>> start Provided material

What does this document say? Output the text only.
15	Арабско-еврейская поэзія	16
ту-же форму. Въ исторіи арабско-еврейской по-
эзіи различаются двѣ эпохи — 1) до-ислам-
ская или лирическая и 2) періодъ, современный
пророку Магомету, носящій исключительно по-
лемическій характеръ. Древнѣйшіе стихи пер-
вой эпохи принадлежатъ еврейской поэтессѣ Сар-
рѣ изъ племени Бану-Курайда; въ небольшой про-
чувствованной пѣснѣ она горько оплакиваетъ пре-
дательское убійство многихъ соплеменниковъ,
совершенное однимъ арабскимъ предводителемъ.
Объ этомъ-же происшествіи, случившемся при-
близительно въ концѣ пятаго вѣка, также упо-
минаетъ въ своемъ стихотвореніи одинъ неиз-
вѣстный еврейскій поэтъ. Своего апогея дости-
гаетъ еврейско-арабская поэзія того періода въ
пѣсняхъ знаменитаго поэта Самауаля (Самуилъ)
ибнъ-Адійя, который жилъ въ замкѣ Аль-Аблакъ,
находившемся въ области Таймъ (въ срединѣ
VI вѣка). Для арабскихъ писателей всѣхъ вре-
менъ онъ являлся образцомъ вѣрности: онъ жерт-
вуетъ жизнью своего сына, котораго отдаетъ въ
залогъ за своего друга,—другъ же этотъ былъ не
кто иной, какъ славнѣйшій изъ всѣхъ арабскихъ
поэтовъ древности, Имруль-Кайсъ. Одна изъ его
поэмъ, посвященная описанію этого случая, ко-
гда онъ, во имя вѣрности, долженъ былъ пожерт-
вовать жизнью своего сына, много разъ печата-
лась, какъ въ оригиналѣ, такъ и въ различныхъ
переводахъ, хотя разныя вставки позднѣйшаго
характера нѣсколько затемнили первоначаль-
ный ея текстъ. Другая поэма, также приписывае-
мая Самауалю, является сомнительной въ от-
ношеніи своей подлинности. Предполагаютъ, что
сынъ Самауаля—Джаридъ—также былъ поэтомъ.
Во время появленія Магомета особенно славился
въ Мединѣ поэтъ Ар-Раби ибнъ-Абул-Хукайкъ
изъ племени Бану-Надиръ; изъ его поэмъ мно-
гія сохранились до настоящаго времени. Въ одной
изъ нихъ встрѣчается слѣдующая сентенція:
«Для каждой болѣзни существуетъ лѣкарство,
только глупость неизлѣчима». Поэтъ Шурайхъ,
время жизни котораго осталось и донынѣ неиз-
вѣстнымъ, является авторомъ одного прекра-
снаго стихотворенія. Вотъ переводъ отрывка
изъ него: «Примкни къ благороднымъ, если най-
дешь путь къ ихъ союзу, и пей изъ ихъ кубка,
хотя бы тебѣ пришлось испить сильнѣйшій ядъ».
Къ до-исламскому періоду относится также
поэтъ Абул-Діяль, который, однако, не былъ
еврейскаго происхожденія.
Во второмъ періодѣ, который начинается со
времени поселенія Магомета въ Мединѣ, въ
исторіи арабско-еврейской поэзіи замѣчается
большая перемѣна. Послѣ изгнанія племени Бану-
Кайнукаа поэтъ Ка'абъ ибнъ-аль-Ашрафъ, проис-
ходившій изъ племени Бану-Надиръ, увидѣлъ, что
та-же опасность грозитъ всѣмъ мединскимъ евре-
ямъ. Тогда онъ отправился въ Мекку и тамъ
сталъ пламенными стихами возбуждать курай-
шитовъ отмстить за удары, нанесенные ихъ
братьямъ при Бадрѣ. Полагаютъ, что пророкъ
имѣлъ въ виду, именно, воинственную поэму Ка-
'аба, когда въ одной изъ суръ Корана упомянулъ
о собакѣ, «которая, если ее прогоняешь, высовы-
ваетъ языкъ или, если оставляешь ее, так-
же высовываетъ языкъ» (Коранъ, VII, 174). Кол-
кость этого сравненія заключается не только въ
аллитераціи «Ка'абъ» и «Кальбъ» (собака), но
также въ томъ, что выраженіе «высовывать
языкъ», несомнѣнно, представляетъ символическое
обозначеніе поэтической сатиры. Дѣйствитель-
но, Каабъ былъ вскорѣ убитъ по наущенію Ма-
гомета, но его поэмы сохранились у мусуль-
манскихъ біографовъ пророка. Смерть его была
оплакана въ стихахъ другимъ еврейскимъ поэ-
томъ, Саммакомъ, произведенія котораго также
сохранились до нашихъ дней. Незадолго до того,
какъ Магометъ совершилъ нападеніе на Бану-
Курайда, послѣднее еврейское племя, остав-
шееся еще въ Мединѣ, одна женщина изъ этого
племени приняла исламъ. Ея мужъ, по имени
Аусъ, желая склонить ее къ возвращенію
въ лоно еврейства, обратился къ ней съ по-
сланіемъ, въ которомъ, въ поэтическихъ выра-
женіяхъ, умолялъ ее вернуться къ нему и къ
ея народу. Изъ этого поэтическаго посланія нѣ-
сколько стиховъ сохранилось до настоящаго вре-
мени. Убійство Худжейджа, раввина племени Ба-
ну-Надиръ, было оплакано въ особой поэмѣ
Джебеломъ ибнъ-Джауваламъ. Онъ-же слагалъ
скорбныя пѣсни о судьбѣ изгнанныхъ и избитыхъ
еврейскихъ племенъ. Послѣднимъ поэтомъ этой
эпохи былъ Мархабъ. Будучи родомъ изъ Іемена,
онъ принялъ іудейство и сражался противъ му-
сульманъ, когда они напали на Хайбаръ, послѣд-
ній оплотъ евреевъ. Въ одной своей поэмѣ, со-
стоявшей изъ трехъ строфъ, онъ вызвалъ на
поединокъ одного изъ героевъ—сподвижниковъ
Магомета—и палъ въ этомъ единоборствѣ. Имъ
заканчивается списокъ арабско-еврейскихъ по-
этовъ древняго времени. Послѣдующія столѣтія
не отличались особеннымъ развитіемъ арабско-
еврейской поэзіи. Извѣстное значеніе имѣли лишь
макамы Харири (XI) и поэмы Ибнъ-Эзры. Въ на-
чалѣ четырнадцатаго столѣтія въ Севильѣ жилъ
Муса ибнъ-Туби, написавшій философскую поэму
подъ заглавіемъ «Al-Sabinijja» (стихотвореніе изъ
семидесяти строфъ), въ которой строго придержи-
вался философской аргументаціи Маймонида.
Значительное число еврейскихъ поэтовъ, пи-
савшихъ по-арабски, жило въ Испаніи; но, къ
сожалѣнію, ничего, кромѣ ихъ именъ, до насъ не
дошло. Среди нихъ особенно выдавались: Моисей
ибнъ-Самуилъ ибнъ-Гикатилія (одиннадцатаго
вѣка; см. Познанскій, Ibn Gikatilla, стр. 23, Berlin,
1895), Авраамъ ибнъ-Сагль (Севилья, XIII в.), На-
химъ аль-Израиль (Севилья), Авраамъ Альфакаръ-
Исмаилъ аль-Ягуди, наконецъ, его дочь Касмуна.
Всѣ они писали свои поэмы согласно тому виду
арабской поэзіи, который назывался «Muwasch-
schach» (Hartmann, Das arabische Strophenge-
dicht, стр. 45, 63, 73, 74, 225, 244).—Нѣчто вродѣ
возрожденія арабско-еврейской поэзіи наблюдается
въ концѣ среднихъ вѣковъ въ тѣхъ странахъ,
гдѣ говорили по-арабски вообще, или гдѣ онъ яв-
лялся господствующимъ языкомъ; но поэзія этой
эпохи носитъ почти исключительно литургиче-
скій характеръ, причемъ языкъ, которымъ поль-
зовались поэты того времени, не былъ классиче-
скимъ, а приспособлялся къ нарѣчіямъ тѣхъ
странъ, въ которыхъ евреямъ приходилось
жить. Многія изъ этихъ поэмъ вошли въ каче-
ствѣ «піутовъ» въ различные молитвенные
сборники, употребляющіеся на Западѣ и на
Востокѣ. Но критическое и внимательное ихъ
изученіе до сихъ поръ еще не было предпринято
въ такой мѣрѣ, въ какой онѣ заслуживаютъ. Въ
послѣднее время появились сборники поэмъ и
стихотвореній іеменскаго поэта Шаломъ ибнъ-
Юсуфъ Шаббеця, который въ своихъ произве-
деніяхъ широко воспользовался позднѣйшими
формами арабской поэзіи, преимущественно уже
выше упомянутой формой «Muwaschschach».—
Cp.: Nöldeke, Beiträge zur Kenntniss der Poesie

>> end Provided material

## Required task
Say how many lines above contain the string "поэзіи". Answer with the number only.

## The output
5